======== Supplied entries
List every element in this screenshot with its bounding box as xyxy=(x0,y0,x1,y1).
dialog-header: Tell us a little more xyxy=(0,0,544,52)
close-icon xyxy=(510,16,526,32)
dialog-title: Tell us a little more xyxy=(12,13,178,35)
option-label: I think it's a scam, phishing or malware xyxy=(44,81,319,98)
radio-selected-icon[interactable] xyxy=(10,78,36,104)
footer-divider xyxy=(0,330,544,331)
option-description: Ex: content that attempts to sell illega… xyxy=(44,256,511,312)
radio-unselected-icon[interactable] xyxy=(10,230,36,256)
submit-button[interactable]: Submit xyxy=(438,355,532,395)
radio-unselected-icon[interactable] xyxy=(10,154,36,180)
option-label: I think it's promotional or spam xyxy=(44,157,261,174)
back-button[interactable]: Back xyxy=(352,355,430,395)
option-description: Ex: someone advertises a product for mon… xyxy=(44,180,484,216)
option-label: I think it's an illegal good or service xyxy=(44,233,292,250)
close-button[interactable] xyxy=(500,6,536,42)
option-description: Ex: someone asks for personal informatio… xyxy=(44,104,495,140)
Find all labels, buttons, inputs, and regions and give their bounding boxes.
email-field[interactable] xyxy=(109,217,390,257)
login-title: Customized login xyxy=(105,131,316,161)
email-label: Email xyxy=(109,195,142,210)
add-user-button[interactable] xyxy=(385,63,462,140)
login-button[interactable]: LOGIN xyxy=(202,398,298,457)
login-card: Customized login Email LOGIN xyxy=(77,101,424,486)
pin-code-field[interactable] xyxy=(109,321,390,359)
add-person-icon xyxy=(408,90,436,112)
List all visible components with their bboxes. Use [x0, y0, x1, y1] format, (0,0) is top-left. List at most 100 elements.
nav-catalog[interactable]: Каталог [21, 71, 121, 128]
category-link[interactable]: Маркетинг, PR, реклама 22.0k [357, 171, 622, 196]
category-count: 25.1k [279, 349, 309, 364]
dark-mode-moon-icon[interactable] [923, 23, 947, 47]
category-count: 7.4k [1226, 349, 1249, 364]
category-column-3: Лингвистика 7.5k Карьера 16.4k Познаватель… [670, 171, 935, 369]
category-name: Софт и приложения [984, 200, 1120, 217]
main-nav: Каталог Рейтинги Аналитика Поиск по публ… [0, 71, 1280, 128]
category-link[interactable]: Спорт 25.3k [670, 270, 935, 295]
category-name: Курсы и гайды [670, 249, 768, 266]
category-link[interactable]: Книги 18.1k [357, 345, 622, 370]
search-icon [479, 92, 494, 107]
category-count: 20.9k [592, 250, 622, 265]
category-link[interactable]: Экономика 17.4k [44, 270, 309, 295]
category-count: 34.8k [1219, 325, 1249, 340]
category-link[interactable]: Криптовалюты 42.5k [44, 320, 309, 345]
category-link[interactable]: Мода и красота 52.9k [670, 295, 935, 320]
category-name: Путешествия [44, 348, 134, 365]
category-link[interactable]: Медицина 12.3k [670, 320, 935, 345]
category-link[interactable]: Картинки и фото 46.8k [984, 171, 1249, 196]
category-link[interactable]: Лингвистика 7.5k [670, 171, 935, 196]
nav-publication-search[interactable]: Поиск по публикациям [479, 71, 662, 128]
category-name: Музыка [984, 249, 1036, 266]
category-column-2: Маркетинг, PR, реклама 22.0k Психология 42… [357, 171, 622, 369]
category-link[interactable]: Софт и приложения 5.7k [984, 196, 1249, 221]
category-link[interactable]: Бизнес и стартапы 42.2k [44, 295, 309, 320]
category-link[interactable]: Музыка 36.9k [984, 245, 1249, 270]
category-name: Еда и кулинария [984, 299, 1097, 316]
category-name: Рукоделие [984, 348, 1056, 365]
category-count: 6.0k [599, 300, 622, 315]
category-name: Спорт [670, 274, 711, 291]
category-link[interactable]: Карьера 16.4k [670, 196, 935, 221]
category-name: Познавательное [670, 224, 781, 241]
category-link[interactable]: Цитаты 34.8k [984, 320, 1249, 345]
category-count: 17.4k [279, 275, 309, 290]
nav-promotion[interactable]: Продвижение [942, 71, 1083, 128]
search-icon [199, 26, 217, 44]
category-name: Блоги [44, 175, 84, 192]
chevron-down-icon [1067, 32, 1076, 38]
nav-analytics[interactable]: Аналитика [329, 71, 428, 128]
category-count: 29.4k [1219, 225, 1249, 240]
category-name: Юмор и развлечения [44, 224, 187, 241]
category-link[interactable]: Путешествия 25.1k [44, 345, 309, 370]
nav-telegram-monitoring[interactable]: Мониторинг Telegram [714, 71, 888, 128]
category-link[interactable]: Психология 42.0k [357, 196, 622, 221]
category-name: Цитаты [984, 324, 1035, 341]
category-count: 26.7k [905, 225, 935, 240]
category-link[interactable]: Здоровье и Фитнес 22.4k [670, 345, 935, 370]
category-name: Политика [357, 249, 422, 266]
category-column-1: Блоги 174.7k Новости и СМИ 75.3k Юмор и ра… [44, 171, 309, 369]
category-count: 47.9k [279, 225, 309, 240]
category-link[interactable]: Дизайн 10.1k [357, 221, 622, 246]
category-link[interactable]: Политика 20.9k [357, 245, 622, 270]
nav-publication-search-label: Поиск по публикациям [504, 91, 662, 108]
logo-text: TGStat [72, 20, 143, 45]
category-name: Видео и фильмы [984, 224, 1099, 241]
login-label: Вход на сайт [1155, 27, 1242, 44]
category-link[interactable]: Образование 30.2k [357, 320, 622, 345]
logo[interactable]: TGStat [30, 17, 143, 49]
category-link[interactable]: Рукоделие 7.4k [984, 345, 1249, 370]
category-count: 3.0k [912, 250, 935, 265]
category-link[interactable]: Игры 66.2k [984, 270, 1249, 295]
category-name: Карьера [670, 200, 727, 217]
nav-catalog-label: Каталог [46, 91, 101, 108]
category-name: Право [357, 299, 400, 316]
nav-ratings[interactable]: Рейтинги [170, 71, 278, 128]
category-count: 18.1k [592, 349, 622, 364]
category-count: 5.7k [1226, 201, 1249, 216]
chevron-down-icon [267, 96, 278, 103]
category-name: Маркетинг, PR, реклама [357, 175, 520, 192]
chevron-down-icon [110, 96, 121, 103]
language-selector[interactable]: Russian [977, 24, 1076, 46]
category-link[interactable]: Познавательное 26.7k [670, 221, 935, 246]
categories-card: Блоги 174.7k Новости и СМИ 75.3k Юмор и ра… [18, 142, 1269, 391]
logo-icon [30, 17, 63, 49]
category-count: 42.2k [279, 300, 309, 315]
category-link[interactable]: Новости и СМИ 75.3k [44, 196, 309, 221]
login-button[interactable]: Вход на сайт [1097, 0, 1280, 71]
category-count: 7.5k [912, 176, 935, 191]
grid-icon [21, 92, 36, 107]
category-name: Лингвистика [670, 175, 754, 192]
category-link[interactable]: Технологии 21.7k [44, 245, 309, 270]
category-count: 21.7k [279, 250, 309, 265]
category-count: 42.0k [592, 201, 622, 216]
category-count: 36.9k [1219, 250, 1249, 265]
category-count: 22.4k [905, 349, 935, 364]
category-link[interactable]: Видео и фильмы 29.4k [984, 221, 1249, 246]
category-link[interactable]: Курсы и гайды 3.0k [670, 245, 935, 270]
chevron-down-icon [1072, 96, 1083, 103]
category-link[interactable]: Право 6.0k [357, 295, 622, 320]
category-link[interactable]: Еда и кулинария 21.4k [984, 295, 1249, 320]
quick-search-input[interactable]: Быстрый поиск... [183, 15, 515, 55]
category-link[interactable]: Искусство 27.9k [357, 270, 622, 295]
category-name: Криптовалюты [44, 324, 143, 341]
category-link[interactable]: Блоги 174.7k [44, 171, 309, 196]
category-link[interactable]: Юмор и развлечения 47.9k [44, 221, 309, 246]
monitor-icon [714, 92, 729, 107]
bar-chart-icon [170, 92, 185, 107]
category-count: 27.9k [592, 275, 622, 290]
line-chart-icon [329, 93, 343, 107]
================
§ Work to do
Can you retype the records word for word, starting at their first line and stopping after the line that contains "back-button[interactable]: Back xyxy=(352,355,430,395)"?

§ The solution
List every element in this screenshot with its bounding box as xyxy=(x0,y0,x1,y1).
dialog-header: Tell us a little more xyxy=(0,0,544,52)
close-icon xyxy=(510,16,526,32)
dialog-title: Tell us a little more xyxy=(12,13,178,35)
option-label: I think it's a scam, phishing or malware xyxy=(44,81,319,98)
radio-selected-icon[interactable] xyxy=(10,78,36,104)
footer-divider xyxy=(0,330,544,331)
option-description: Ex: content that attempts to sell illega… xyxy=(44,256,511,312)
radio-unselected-icon[interactable] xyxy=(10,230,36,256)
submit-button[interactable]: Submit xyxy=(438,355,532,395)
radio-unselected-icon[interactable] xyxy=(10,154,36,180)
option-label: I think it's promotional or spam xyxy=(44,157,261,174)
back-button[interactable]: Back xyxy=(352,355,430,395)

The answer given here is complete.